───── Records supplied ─────
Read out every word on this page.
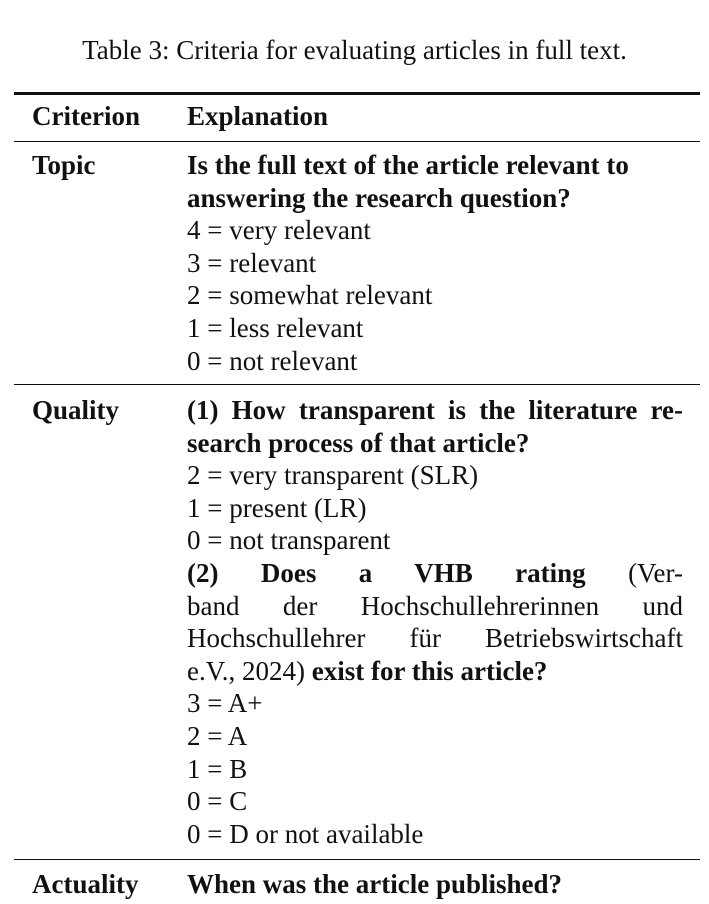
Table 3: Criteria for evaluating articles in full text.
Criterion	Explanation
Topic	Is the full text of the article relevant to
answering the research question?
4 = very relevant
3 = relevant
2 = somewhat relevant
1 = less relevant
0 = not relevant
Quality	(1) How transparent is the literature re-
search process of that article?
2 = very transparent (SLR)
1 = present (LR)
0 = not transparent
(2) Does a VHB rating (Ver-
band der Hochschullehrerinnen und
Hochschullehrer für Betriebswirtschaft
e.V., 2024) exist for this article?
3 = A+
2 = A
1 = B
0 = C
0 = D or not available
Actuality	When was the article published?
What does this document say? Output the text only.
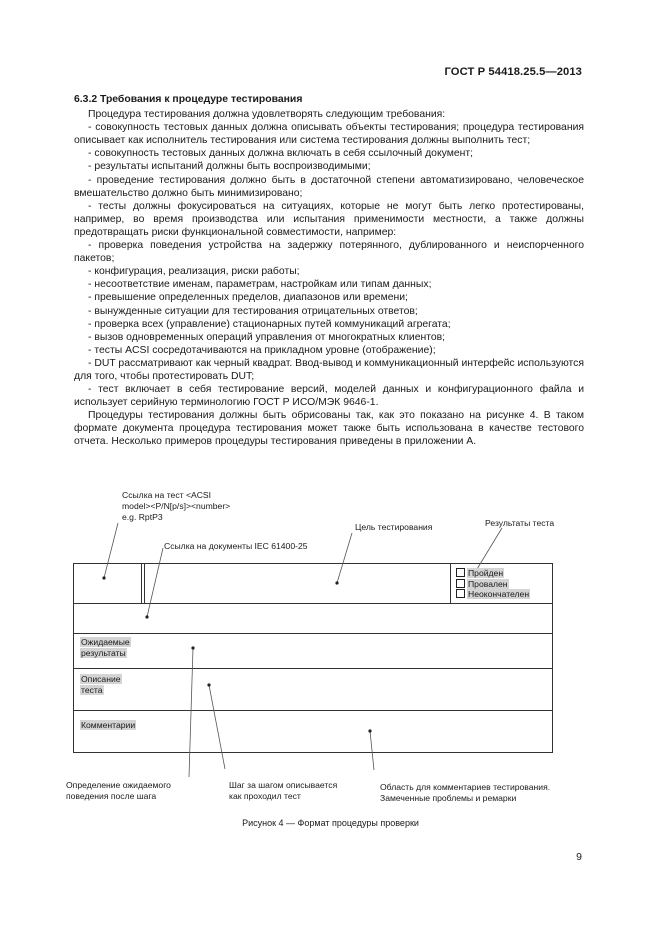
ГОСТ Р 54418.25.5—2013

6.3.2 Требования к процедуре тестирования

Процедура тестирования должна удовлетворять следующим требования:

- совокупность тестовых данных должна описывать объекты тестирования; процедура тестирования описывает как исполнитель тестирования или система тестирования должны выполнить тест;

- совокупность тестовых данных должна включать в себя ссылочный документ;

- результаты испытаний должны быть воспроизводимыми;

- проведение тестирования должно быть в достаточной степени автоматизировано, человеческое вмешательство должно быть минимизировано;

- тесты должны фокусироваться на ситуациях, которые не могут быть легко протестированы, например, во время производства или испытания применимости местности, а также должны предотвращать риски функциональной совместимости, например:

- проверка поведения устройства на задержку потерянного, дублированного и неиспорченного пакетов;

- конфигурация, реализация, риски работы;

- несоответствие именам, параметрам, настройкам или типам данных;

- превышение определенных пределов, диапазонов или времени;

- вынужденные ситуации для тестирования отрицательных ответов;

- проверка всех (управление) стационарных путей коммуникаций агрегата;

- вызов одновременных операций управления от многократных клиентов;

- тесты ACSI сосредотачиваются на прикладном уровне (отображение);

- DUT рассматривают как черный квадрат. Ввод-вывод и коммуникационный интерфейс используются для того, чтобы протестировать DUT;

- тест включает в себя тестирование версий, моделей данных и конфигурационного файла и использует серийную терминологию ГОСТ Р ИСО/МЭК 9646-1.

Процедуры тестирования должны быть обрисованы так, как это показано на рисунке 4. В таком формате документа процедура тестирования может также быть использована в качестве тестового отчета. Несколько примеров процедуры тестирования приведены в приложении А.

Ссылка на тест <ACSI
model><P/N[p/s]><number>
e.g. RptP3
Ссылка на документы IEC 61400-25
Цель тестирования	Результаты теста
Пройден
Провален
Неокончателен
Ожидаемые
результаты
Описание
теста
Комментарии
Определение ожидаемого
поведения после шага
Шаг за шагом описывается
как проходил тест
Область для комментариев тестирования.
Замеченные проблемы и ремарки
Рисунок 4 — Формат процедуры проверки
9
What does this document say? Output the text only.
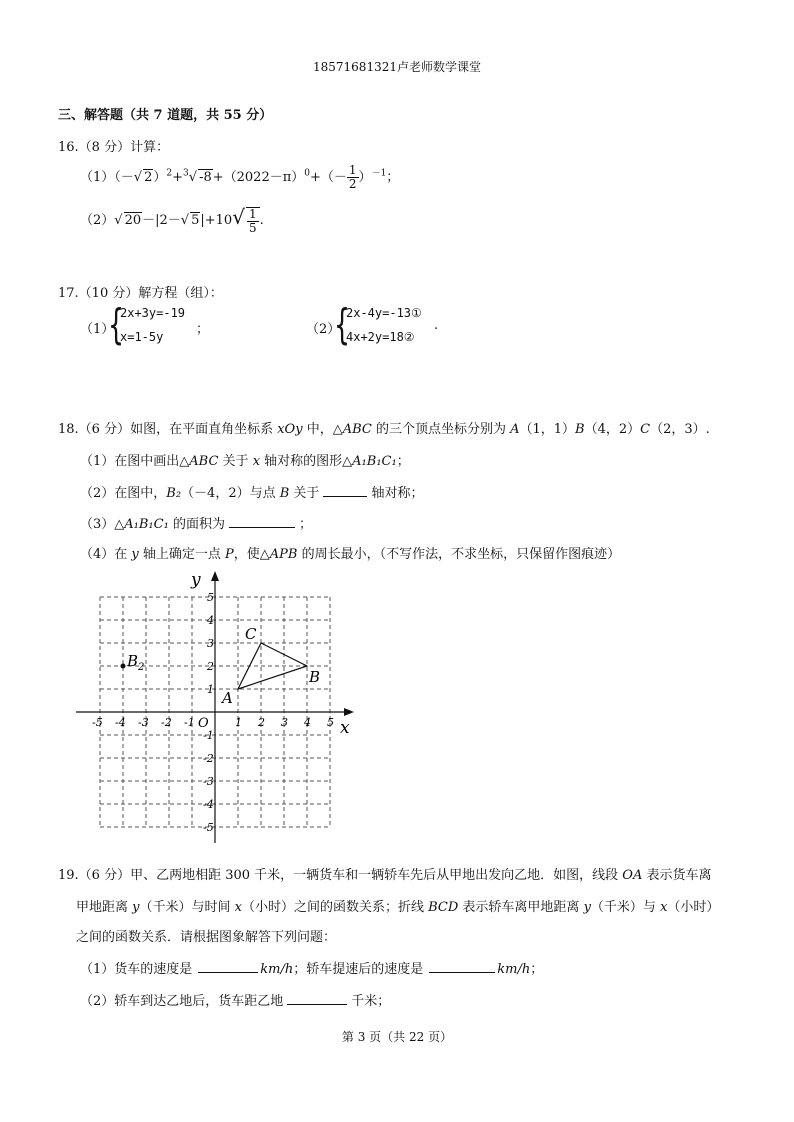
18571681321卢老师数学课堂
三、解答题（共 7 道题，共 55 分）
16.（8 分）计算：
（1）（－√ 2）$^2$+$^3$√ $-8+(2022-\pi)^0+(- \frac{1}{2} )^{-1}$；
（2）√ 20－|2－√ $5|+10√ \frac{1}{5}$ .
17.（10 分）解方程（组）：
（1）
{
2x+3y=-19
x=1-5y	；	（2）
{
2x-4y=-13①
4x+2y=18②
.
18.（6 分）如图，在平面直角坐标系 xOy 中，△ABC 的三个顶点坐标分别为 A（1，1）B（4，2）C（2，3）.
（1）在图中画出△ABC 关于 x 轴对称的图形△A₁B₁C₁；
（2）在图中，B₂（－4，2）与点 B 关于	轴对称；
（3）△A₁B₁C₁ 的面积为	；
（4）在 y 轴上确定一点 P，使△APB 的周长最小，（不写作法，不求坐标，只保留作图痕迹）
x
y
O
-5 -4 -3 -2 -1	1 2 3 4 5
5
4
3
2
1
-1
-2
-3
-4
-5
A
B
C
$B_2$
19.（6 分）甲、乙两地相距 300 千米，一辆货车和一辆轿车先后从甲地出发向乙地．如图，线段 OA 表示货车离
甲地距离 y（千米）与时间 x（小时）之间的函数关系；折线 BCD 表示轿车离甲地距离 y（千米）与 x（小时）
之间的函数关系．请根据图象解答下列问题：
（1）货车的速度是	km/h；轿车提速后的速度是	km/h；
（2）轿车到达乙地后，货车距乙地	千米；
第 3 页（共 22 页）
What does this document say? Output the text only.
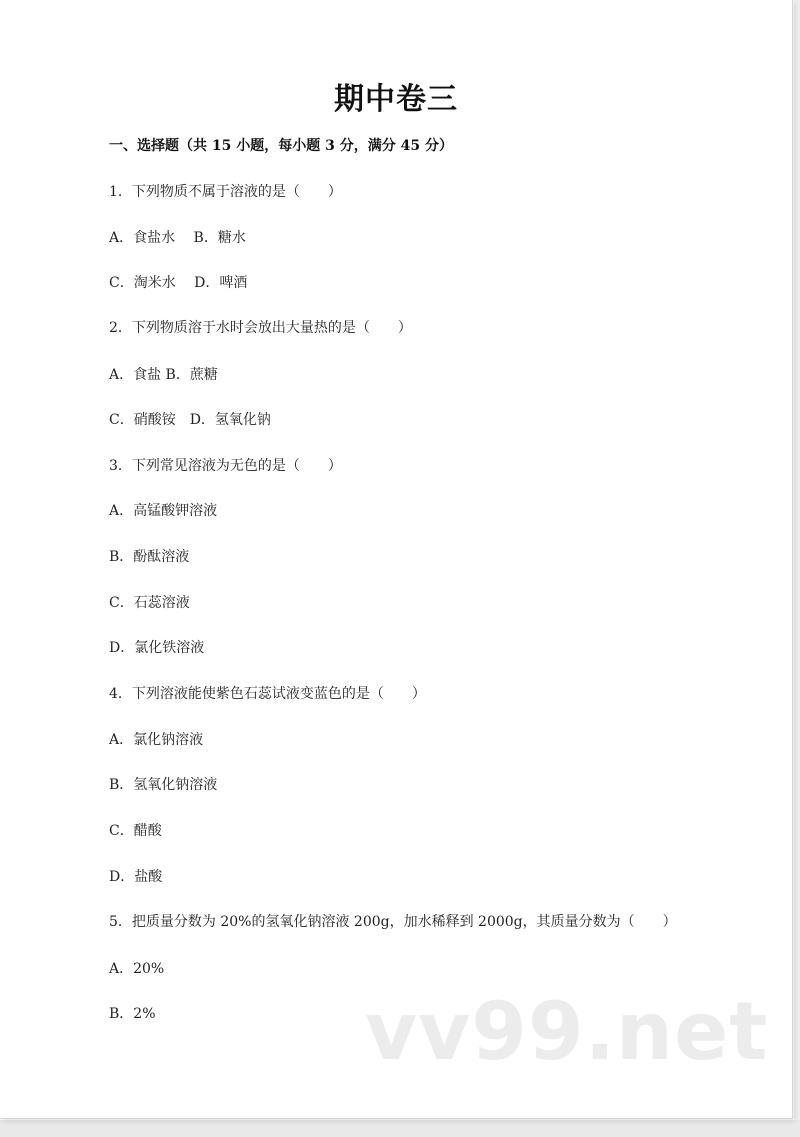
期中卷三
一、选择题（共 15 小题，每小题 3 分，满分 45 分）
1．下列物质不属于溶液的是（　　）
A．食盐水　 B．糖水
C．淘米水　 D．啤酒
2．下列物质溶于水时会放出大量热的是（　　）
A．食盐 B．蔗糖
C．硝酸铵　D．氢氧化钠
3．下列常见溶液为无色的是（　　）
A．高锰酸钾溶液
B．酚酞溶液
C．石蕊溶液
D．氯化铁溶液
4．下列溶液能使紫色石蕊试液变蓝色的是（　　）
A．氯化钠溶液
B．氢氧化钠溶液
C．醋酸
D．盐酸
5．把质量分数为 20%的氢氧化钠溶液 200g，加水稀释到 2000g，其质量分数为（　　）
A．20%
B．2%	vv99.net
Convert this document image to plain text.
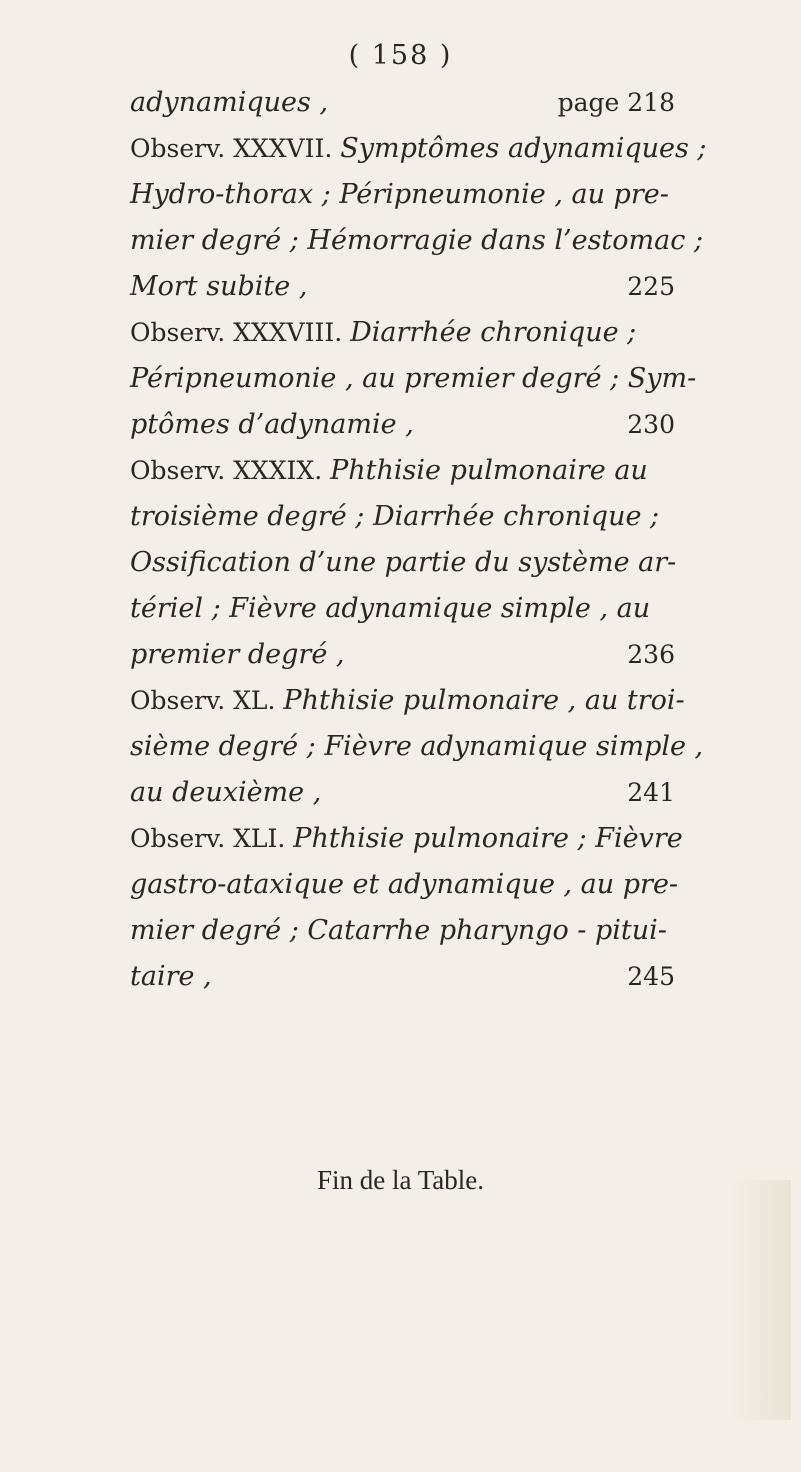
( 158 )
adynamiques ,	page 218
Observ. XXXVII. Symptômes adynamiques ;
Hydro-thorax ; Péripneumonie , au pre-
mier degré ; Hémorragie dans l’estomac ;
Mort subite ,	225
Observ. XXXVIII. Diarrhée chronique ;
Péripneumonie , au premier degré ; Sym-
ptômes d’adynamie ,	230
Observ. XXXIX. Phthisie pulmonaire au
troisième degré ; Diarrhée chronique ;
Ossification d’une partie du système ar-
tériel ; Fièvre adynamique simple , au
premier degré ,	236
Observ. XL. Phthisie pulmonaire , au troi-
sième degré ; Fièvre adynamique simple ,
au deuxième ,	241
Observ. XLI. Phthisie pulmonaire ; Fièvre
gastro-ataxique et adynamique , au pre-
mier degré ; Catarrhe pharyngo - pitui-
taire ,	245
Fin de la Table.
─────
Given instruction: Skip the pictures and write out exactly the lines from the line containing "Convert this document image to plain text." through the end of the listing above.

Written response:
Convert this document image to plain text.
( 158 )
adynamiques ,	page 218
Observ. XXXVII. Symptômes adynamiques ;
Hydro-thorax ; Péripneumonie , au pre-
mier degré ; Hémorragie dans l’estomac ;
Mort subite ,	225
Observ. XXXVIII. Diarrhée chronique ;
Péripneumonie , au premier degré ; Sym-
ptômes d’adynamie ,	230
Observ. XXXIX. Phthisie pulmonaire au
troisième degré ; Diarrhée chronique ;
Ossification d’une partie du système ar-
tériel ; Fièvre adynamique simple , au
premier degré ,	236
Observ. XL. Phthisie pulmonaire , au troi-
sième degré ; Fièvre adynamique simple ,
au deuxième ,	241
Observ. XLI. Phthisie pulmonaire ; Fièvre
gastro-ataxique et adynamique , au pre-
mier degré ; Catarrhe pharyngo - pitui-
taire ,	245
Fin de la Table.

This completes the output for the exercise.